Text provided:
________________

Friday, December 17, 2010

My Top 10 Albums of 2010

10) James Blake: CMYK EP


9) Gorillaz: Plastic Beach



8) Deerhunter: Halcyon Digest



7) Big Boi: Sir Lucious Leftfoot-The Son of Chico Dusty



6) Das Racist: Sit Down, Man



5) LCD Soundsystem: This is Happening



4) The-Dream: Love King



3) Ariel Pink's Haunted Graffiti: Before Today



2) Titus Andronicus: The Monitor



1) Kanye West: My Beautiful Dark Twisted Fantasy



2010 has proved to be an ambitious year for music with new artists giving listeners original material to enjoy (James Blake, Das Racist), and older (veteran in the case of Big Boi) creating their best work to date. R&B proved to be a genre that still can produce great music and voices with a big hand from The-Dream. The Gorillaz re-imagined their image and style to bring us an excellent cross-genre album, Big Boi finally was able to release his long awaited Sir Lucious to no disappointment and James Murphy continued his rock/dance propaganda, which is no easy feat especially having to compete with his own Sound of Silver.

As excellent and thoroughly pleasurable it has been listening to these great artists it was Kanye West's My Beautiful Dark Twisted Fantasy that has stole the show. It is funny how some people can still not get over the fact that this man is a egotistical, moaning, often pretentious, prick. They are missing the whole point. These people that repel him seem to be more concerned with his persona than his actual music, which is unfortunate because his new album is an excellent piece of work that caters to pop, hip-hop and world music listeners. It is short and sweet for a hip-hop album with no skits and no bad or mediocre tracks. The opener Dark Fantasy follows a West routine with an uplifting chorus, but introduces a RZA co-production that gives his verse a sharper edge. West the continues to prove that his lyricism has improved over his career on the vocal distorted Gorgeous.

________________

Source data
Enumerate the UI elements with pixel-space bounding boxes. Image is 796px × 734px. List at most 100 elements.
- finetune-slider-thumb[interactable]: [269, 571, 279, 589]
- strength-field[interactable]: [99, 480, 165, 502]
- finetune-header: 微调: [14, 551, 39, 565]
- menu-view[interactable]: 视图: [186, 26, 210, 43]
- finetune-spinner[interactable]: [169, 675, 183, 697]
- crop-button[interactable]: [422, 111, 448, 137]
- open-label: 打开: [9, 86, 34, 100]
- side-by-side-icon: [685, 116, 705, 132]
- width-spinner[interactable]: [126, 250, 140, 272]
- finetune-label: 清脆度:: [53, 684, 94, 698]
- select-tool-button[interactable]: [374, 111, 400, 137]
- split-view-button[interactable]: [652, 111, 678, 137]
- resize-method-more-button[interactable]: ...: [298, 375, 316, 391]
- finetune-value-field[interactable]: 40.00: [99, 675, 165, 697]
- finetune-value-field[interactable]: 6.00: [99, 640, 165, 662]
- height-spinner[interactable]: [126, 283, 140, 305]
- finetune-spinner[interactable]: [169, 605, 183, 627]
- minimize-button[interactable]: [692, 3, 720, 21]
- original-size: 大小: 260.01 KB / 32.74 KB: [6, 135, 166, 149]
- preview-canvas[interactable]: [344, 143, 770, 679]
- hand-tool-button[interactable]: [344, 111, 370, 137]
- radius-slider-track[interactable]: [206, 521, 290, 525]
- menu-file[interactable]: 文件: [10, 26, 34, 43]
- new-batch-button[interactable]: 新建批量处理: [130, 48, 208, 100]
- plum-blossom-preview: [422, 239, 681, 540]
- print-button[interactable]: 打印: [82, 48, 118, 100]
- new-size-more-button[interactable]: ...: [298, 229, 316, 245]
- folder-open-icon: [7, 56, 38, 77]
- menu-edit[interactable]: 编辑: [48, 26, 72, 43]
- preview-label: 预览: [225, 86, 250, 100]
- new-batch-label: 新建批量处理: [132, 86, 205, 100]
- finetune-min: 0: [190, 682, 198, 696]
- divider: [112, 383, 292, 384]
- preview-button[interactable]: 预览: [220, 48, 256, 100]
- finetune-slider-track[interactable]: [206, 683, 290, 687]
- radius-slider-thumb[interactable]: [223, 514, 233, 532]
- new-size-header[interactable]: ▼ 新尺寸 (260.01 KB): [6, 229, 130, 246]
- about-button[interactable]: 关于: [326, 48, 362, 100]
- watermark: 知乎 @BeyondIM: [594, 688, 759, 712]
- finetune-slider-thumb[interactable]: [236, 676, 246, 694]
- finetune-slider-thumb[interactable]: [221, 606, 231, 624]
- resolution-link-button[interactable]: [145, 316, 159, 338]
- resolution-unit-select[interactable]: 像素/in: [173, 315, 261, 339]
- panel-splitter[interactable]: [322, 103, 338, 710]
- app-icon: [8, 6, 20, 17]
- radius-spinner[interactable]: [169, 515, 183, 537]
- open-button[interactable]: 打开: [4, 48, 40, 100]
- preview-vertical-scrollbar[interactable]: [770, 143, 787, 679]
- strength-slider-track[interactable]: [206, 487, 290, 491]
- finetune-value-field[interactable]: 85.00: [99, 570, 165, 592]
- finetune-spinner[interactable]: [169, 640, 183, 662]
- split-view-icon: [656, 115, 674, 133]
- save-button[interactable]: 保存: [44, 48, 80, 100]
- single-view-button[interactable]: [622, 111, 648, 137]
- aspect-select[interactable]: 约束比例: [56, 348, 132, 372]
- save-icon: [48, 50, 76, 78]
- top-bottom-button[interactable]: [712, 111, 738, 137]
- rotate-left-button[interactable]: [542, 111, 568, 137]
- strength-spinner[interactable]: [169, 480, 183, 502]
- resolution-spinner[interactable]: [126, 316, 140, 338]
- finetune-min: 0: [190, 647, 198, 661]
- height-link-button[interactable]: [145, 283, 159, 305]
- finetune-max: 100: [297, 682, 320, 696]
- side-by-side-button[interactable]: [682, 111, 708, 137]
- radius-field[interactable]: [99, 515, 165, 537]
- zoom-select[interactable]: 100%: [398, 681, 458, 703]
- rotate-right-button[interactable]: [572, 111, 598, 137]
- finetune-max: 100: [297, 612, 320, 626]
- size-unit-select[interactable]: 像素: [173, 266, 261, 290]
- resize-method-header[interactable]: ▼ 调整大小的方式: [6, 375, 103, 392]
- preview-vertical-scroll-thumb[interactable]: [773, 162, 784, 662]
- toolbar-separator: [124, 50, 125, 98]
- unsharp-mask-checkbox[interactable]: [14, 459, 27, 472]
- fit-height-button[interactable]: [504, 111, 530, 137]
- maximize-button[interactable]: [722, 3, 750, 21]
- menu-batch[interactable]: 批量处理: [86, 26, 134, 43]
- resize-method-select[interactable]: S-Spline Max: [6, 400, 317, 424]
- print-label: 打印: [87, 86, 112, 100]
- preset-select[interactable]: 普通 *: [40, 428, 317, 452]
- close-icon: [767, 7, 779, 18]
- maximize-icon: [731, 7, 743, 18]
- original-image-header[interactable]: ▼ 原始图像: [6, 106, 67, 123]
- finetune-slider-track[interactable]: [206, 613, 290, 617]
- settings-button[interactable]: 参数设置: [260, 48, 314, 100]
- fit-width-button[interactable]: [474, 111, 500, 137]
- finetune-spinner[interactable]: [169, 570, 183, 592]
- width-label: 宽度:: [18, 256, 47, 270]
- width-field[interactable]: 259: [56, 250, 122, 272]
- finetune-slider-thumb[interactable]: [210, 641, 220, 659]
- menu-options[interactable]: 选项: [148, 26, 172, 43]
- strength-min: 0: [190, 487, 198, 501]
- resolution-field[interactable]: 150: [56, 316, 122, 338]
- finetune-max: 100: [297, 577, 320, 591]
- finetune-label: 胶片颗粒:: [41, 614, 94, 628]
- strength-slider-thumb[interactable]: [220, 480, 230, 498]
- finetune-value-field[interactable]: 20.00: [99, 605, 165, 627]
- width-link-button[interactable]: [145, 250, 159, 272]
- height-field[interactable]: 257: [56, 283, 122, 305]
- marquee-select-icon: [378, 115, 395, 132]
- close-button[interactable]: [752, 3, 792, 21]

________________

Exercise tasks:
(a) In the post on the top albums of 2010, who co-produced the opening track "Dark Fantasy"?
(b) Pick up the post on the top albums of 2010 after its final sentence and keep writing it.

Task responses:
(a) RZA

(b)
POWER is a confident retaliation to all public controversies that he has faced the past year, yet ends with a suicide thought that comes off as a nice release. Possibly the best track on the album, All of the Lights, takes some of the biggest pop names out there today and allocates them to minor roles that creates a grandiose event. West, Rihanna, Kid Cudi, Drake, The-Dream, Alicia Keys, Fergie all drop by to do their part. Hell even Elton John gets in a "I tried to tell you, but all I could say was...". Monster is a chaotic rap anthem for 2010, so much going on and when Nicki Minaj makes her presence known its game over (Is everyone else as turned on by her psychotic shouting as I am). Too bad Jay-Z made an appearance, he seems out of place on this track, definitely not a monster here. He should take note of Raekwon and Ghostface-be proud of your age and stop trying to be "forever young" it is embarrassing and people are beginning to talk.

Hell of a Life is the most interesting song in that West criticises porn star critics and imagines his life with one of these fine actresses by recognizing her as a worthy wife, who isn't a product of what society deems "good".  Blame Game is West's most personal song to date, it almost feels like we shouldn't be listening to it, especially near the end when he admits "I heard the whole thing". Chris Rock's appearance at the end can't even give the track an ease. The closer, Lost in the World, is another pop extravagganza that climaxes with a few words of strong reality from Gil Scott-Heron that help us escape from West's Beautiful Dark Twisted Fantasy.